What this task involves »
In your copy, leave out the pictures; write out all the data exactly.

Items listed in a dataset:

_ _ _ _ _ _ _

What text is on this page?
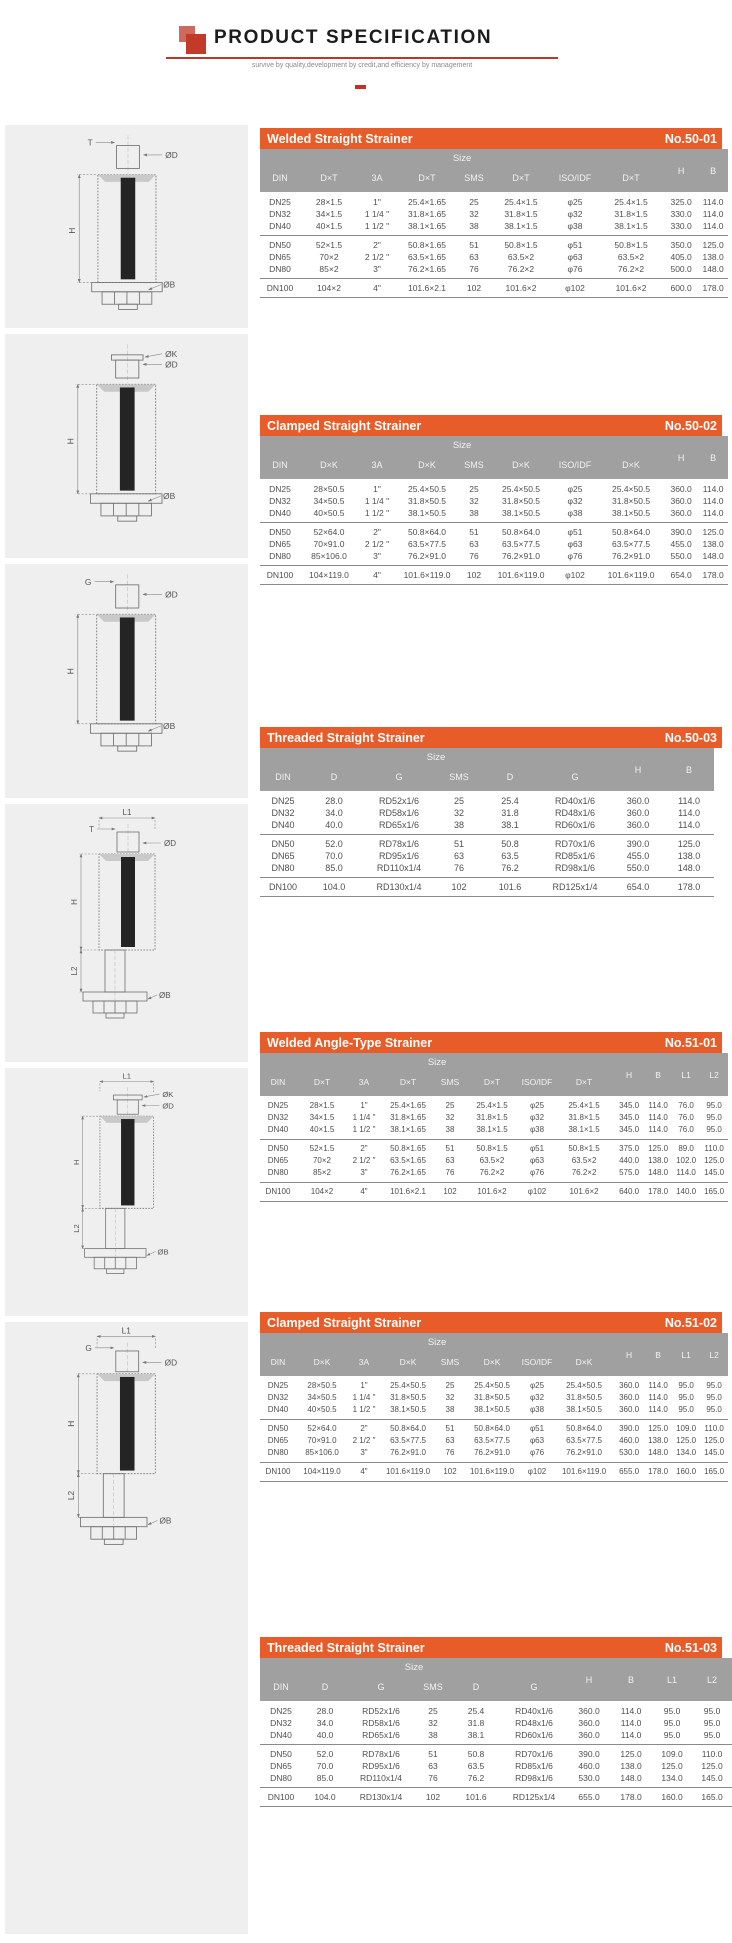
PRODUCT SPECIFICATION
survive by quality,development by credit,and efficiency by management
T
ØD
H
ØB
Welded Straight Strainer	No.50-01
Size								H	B
DIN	D×T	3A	D×T	SMS	D×T	ISO/IDF	D×T		
DN25	28×1.5	1"	25.4×1.65	25	25.4×1.5	φ25	25.4×1.5	325.0	114.0
DN32	34×1.5	1 1/4 "	31.8×1.65	32	31.8×1.5	φ32	31.8×1.5	330.0	114.0
DN40	40×1.5	1 1/2 "	38.1×1.65	38	38.1×1.5	φ38	38.1×1.5	330.0	114.0
DN50	52×1.5	2"	50.8×1.65	51	50.8×1.5	φ51	50.8×1.5	350.0	125.0
DN65	70×2	2 1/2 "	63.5×1.65	63	63.5×2	φ63	63.5×2	405.0	138.0
DN80	85×2	3"	76.2×1.65	76	76.2×2	φ76	76.2×2	500.0	148.0
DN100	104×2	4"	101.6×2.1	102	101.6×2	φ102	101.6×2	600.0	178.0
ØK
ØD
H
ØB
Clamped Straight Strainer	No.50-02
Size								H	B
DIN	D×K	3A	D×K	SMS	D×K	ISO/IDF	D×K		
DN25	28×50.5	1"	25.4×50.5	25	25.4×50.5	φ25	25.4×50.5	360.0	114.0
DN32	34×50.5	1 1/4 "	31.8×50.5	32	31.8×50.5	φ32	31.8×50.5	360.0	114.0
DN40	40×50.5	1 1/2 "	38.1×50.5	38	38.1×50.5	φ38	38.1×50.5	360.0	114.0
DN50	52×64.0	2"	50.8×64.0	51	50.8×64.0	φ51	50.8×64.0	390.0	125.0
DN65	70×91.0	2 1/2 "	63.5×77.5	63	63.5×77.5	φ63	63.5×77.5	455.0	138.0
DN80	85×106.0	3"	76.2×91.0	76	76.2×91.0	φ76	76.2×91.0	550.0	148.0
DN100	104×119.0	4"	101.6×119.0	102	101.6×119.0	φ102	101.6×119.0	654.0	178.0
G
ØD
H
ØB
Threaded Straight Strainer	No.50-03
Size						H	B
DIN	D	G	SMS	D	G		
DN25	28.0	RD52x1/6	25	25.4	RD40x1/6	360.0	114.0
DN32	34.0	RD58x1/6	32	31.8	RD48x1/6	360.0	114.0
DN40	40.0	RD65x1/6	38	38.1	RD60x1/6	360.0	114.0
DN50	52.0	RD78x1/6	51	50.8	RD70x1/6	390.0	125.0
DN65	70.0	RD95x1/6	63	63.5	RD85x1/6	455.0	138.0
DN80	85.0	RD110x1/4	76	76.2	RD98x1/6	550.0	148.0
DN100	104.0	RD130x1/4	102	101.6	RD125x1/4	654.0	178.0
L1
T
ØD
H
L2
ØB
Welded Angle-Type Strainer	No.51-01
Size								H	B	L1	L2
DIN	D×T	3A	D×T	SMS	D×T	ISO/IDF	D×T				
DN25	28×1.5	1"	25.4×1.65	25	25.4×1.5	φ25	25.4×1.5	345.0	114.0	76.0	95.0
DN32	34×1.5	1 1/4 "	31.8×1.65	32	31.8×1.5	φ32	31.8×1.5	345.0	114.0	76.0	95.0
DN40	40×1.5	1 1/2 "	38.1×1.65	38	38.1×1.5	φ38	38.1×1.5	345.0	114.0	76.0	95.0
DN50	52×1.5	2"	50.8×1.65	51	50.8×1.5	φ51	50.8×1.5	375.0	125.0	89.0	110.0
DN65	70×2	2 1/2 "	63.5×1.65	63	63.5×2	φ63	63.5×2	440.0	138.0	102.0	125.0
DN80	85×2	3"	76.2×1.65	76	76.2×2	φ76	76.2×2	575.0	148.0	114.0	145.0
DN100	104×2	4"	101.6×2.1	102	101.6×2	φ102	101.6×2	640.0	178.0	140.0	165.0
L1
ØK
ØD
H
L2
ØB
Clamped Straight Strainer	No.51-02
Size								H	B	L1	L2
DIN	D×K	3A	D×K	SMS	D×K	ISO/IDF	D×K				
DN25	28×50.5	1"	25.4×50.5	25	25.4×50.5	φ25	25.4×50.5	360.0	114.0	95.0	95.0
DN32	34×50.5	1 1/4 "	31.8×50.5	32	31.8×50.5	φ32	31.8×50.5	360.0	114.0	95.0	95.0
DN40	40×50.5	1 1/2 "	38.1×50.5	38	38.1×50.5	φ38	38.1×50.5	360.0	114.0	95.0	95.0
DN50	52×64.0	2"	50.8×64.0	51	50.8×64.0	φ51	50.8×64.0	390.0	125.0	109.0	110.0
DN65	70×91.0	2 1/2 "	63.5×77.5	63	63.5×77.5	φ63	63.5×77.5	460.0	138.0	125.0	125.0
DN80	85×106.0	3"	76.2×91.0	76	76.2×91.0	φ76	76.2×91.0	530.0	148.0	134.0	145.0
DN100	104×119.0	4"	101.6×119.0	102	101.6×119.0	φ102	101.6×119.0	655.0	178.0	160.0	165.0
L1
G
ØD
H
L2
ØB
Threaded Straight Strainer	No.51-03
Size						H	B	L1	L2
DIN	D	G	SMS	D	G				
DN25	28.0	RD52x1/6	25	25.4	RD40x1/6	360.0	114.0	95.0	95.0
DN32	34.0	RD58x1/6	32	31.8	RD48x1/6	360.0	114.0	95.0	95.0
DN40	40.0	RD65x1/6	38	38.1	RD60x1/6	360.0	114.0	95.0	95.0
DN50	52.0	RD78x1/6	51	50.8	RD70x1/6	390.0	125.0	109.0	110.0
DN65	70.0	RD95x1/6	63	63.5	RD85x1/6	460.0	138.0	125.0	125.0
DN80	85.0	RD110x1/4	76	76.2	RD98x1/6	530.0	148.0	134.0	145.0
DN100	104.0	RD130x1/4	102	101.6	RD125x1/4	655.0	178.0	160.0	165.0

_ _ _ _ _ _ _

Response to this exercise »
What text is on this page?
PRODUCT SPECIFICATION
survive by quality,development by credit,and efficiency by management
T
ØD
H
ØB
Welded Straight Strainer	No.50-01
Size								H	B
DIN	D×T	3A	D×T	SMS	D×T	ISO/IDF	D×T		
DN25	28×1.5	1"	25.4×1.65	25	25.4×1.5	φ25	25.4×1.5	325.0	114.0
DN32	34×1.5	1 1/4 "	31.8×1.65	32	31.8×1.5	φ32	31.8×1.5	330.0	114.0
DN40	40×1.5	1 1/2 "	38.1×1.65	38	38.1×1.5	φ38	38.1×1.5	330.0	114.0
DN50	52×1.5	2"	50.8×1.65	51	50.8×1.5	φ51	50.8×1.5	350.0	125.0
DN65	70×2	2 1/2 "	63.5×1.65	63	63.5×2	φ63	63.5×2	405.0	138.0
DN80	85×2	3"	76.2×1.65	76	76.2×2	φ76	76.2×2	500.0	148.0
DN100	104×2	4"	101.6×2.1	102	101.6×2	φ102	101.6×2	600.0	178.0
ØK
ØD
H
ØB
Clamped Straight Strainer	No.50-02
Size								H	B
DIN	D×K	3A	D×K	SMS	D×K	ISO/IDF	D×K		
DN25	28×50.5	1"	25.4×50.5	25	25.4×50.5	φ25	25.4×50.5	360.0	114.0
DN32	34×50.5	1 1/4 "	31.8×50.5	32	31.8×50.5	φ32	31.8×50.5	360.0	114.0
DN40	40×50.5	1 1/2 "	38.1×50.5	38	38.1×50.5	φ38	38.1×50.5	360.0	114.0
DN50	52×64.0	2"	50.8×64.0	51	50.8×64.0	φ51	50.8×64.0	390.0	125.0
DN65	70×91.0	2 1/2 "	63.5×77.5	63	63.5×77.5	φ63	63.5×77.5	455.0	138.0
DN80	85×106.0	3"	76.2×91.0	76	76.2×91.0	φ76	76.2×91.0	550.0	148.0
DN100	104×119.0	4"	101.6×119.0	102	101.6×119.0	φ102	101.6×119.0	654.0	178.0
G
ØD
H
ØB
Threaded Straight Strainer	No.50-03
Size						H	B
DIN	D	G	SMS	D	G		
DN25	28.0	RD52x1/6	25	25.4	RD40x1/6	360.0	114.0
DN32	34.0	RD58x1/6	32	31.8	RD48x1/6	360.0	114.0
DN40	40.0	RD65x1/6	38	38.1	RD60x1/6	360.0	114.0
DN50	52.0	RD78x1/6	51	50.8	RD70x1/6	390.0	125.0
DN65	70.0	RD95x1/6	63	63.5	RD85x1/6	455.0	138.0
DN80	85.0	RD110x1/4	76	76.2	RD98x1/6	550.0	148.0
DN100	104.0	RD130x1/4	102	101.6	RD125x1/4	654.0	178.0
L1
T
ØD
H
L2
ØB
Welded Angle-Type Strainer	No.51-01
Size								H	B	L1	L2
DIN	D×T	3A	D×T	SMS	D×T	ISO/IDF	D×T				
DN25	28×1.5	1"	25.4×1.65	25	25.4×1.5	φ25	25.4×1.5	345.0	114.0	76.0	95.0
DN32	34×1.5	1 1/4 "	31.8×1.65	32	31.8×1.5	φ32	31.8×1.5	345.0	114.0	76.0	95.0
DN40	40×1.5	1 1/2 "	38.1×1.65	38	38.1×1.5	φ38	38.1×1.5	345.0	114.0	76.0	95.0
DN50	52×1.5	2"	50.8×1.65	51	50.8×1.5	φ51	50.8×1.5	375.0	125.0	89.0	110.0
DN65	70×2	2 1/2 "	63.5×1.65	63	63.5×2	φ63	63.5×2	440.0	138.0	102.0	125.0
DN80	85×2	3"	76.2×1.65	76	76.2×2	φ76	76.2×2	575.0	148.0	114.0	145.0
DN100	104×2	4"	101.6×2.1	102	101.6×2	φ102	101.6×2	640.0	178.0	140.0	165.0
L1
ØK
ØD
H
L2
ØB
Clamped Straight Strainer	No.51-02
Size								H	B	L1	L2
DIN	D×K	3A	D×K	SMS	D×K	ISO/IDF	D×K				
DN25	28×50.5	1"	25.4×50.5	25	25.4×50.5	φ25	25.4×50.5	360.0	114.0	95.0	95.0
DN32	34×50.5	1 1/4 "	31.8×50.5	32	31.8×50.5	φ32	31.8×50.5	360.0	114.0	95.0	95.0
DN40	40×50.5	1 1/2 "	38.1×50.5	38	38.1×50.5	φ38	38.1×50.5	360.0	114.0	95.0	95.0
DN50	52×64.0	2"	50.8×64.0	51	50.8×64.0	φ51	50.8×64.0	390.0	125.0	109.0	110.0
DN65	70×91.0	2 1/2 "	63.5×77.5	63	63.5×77.5	φ63	63.5×77.5	460.0	138.0	125.0	125.0
DN80	85×106.0	3"	76.2×91.0	76	76.2×91.0	φ76	76.2×91.0	530.0	148.0	134.0	145.0
DN100	104×119.0	4"	101.6×119.0	102	101.6×119.0	φ102	101.6×119.0	655.0	178.0	160.0	165.0
L1
G
ØD
H
L2
ØB
Threaded Straight Strainer	No.51-03
Size						H	B	L1	L2
DIN	D	G	SMS	D	G				
DN25	28.0	RD52x1/6	25	25.4	RD40x1/6	360.0	114.0	95.0	95.0
DN32	34.0	RD58x1/6	32	31.8	RD48x1/6	360.0	114.0	95.0	95.0
DN40	40.0	RD65x1/6	38	38.1	RD60x1/6	360.0	114.0	95.0	95.0
DN50	52.0	RD78x1/6	51	50.8	RD70x1/6	390.0	125.0	109.0	110.0
DN65	70.0	RD95x1/6	63	63.5	RD85x1/6	460.0	138.0	125.0	125.0
DN80	85.0	RD110x1/4	76	76.2	RD98x1/6	530.0	148.0	134.0	145.0
DN100	104.0	RD130x1/4	102	101.6	RD125x1/4	655.0	178.0	160.0	165.0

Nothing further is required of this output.